*Entries taken from a collection:*
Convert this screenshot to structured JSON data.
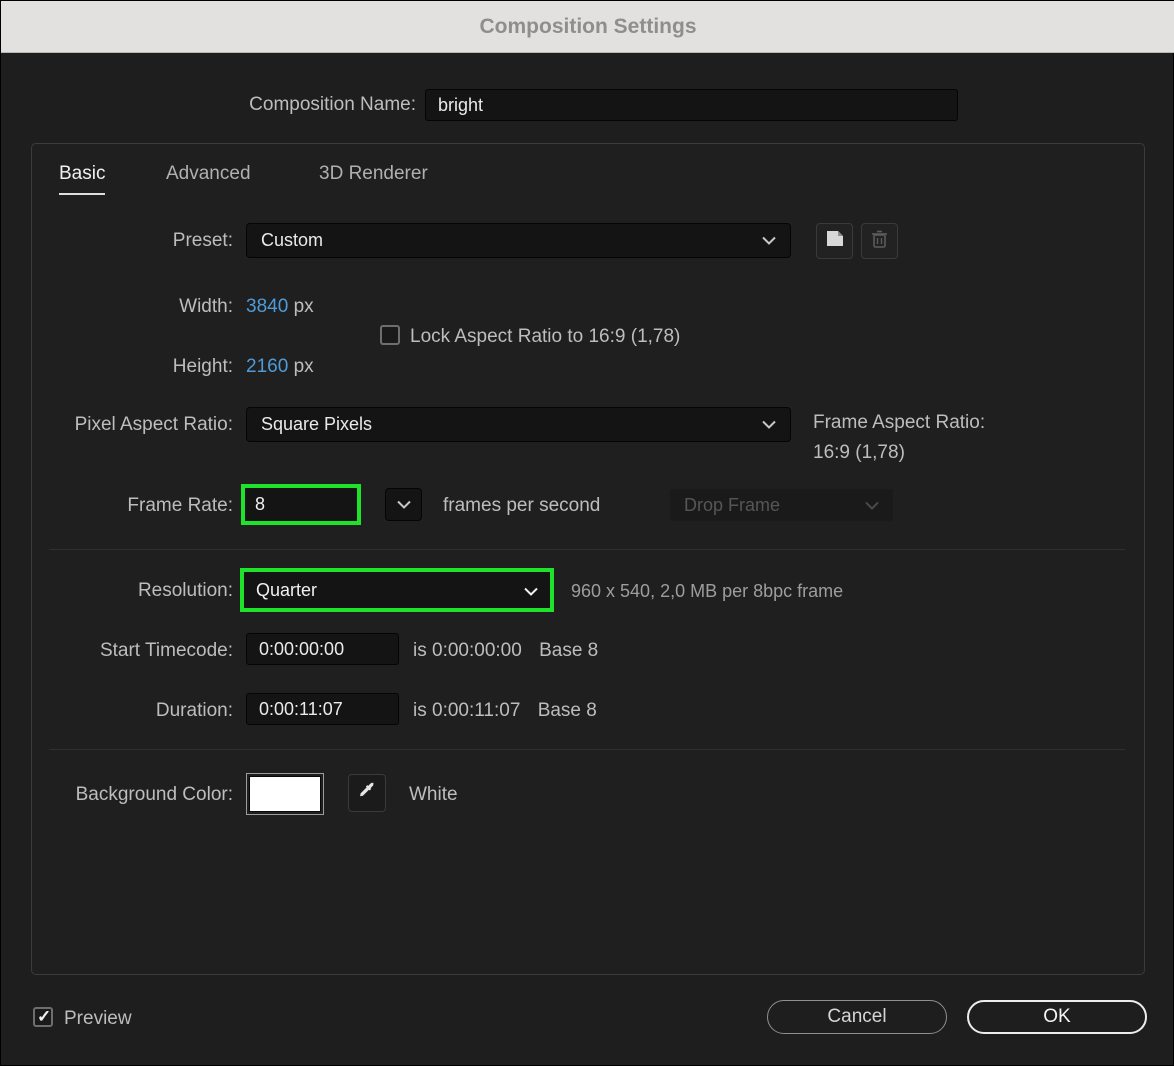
{
  "title_bar": {
    "title": "Composition Settings"
  },
  "composition_name": {
    "label": "Composition Name:",
    "value": "bright"
  },
  "tabs": {
    "basic": "Basic",
    "advanced": "Advanced",
    "renderer": "3D Renderer"
  },
  "preset": {
    "label": "Preset:",
    "value": "Custom"
  },
  "dimensions": {
    "width_label": "Width:",
    "width_value": "3840",
    "width_unit": "px",
    "height_label": "Height:",
    "height_value": "2160",
    "height_unit": "px",
    "lock_aspect_label": "Lock Aspect Ratio to 16:9 (1,78)",
    "lock_aspect_checked": false
  },
  "pixel_aspect_ratio": {
    "label": "Pixel Aspect Ratio:",
    "value": "Square Pixels"
  },
  "frame_aspect_ratio": {
    "label": "Frame Aspect Ratio:",
    "value": "16:9 (1,78)"
  },
  "frame_rate": {
    "label": "Frame Rate:",
    "value": "8",
    "suffix": "frames per second",
    "drop_frame_value": "Drop Frame"
  },
  "resolution": {
    "label": "Resolution:",
    "value": "Quarter",
    "info": "960 x 540, 2,0 MB per 8bpc frame"
  },
  "start_timecode": {
    "label": "Start Timecode:",
    "value": "0:00:00:00",
    "info": "is 0:00:00:00",
    "base": "Base 8"
  },
  "duration": {
    "label": "Duration:",
    "value": "0:00:11:07",
    "info": "is 0:00:11:07",
    "base": "Base 8"
  },
  "background_color": {
    "label": "Background Color:",
    "color_name": "White",
    "color_hex": "#ffffff"
  },
  "footer": {
    "preview_label": "Preview",
    "preview_checked": true,
    "cancel_label": "Cancel",
    "ok_label": "OK"
  },
  "colors": {
    "highlight_green": "#1fe32b",
    "value_blue": "#4e9bd8",
    "background": "#1e1e1e"
  }
}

*Stated exercise:*
Copy every entry exactly as written. Pictures are excluded.

*Final answer:*
Convert this screenshot to structured JSON data.
{
  "title_bar": {
    "title": "Composition Settings"
  },
  "composition_name": {
    "label": "Composition Name:",
    "value": "bright"
  },
  "tabs": {
    "basic": "Basic",
    "advanced": "Advanced",
    "renderer": "3D Renderer"
  },
  "preset": {
    "label": "Preset:",
    "value": "Custom"
  },
  "dimensions": {
    "width_label": "Width:",
    "width_value": "3840",
    "width_unit": "px",
    "height_label": "Height:",
    "height_value": "2160",
    "height_unit": "px",
    "lock_aspect_label": "Lock Aspect Ratio to 16:9 (1,78)",
    "lock_aspect_checked": false
  },
  "pixel_aspect_ratio": {
    "label": "Pixel Aspect Ratio:",
    "value": "Square Pixels"
  },
  "frame_aspect_ratio": {
    "label": "Frame Aspect Ratio:",
    "value": "16:9 (1,78)"
  },
  "frame_rate": {
    "label": "Frame Rate:",
    "value": "8",
    "suffix": "frames per second",
    "drop_frame_value": "Drop Frame"
  },
  "resolution": {
    "label": "Resolution:",
    "value": "Quarter",
    "info": "960 x 540, 2,0 MB per 8bpc frame"
  },
  "start_timecode": {
    "label": "Start Timecode:",
    "value": "0:00:00:00",
    "info": "is 0:00:00:00",
    "base": "Base 8"
  },
  "duration": {
    "label": "Duration:",
    "value": "0:00:11:07",
    "info": "is 0:00:11:07",
    "base": "Base 8"
  },
  "background_color": {
    "label": "Background Color:",
    "color_name": "White",
    "color_hex": "#ffffff"
  },
  "footer": {
    "preview_label": "Preview",
    "preview_checked": true,
    "cancel_label": "Cancel",
    "ok_label": "OK"
  },
  "colors": {
    "highlight_green": "#1fe32b",
    "value_blue": "#4e9bd8",
    "background": "#1e1e1e"
  }
}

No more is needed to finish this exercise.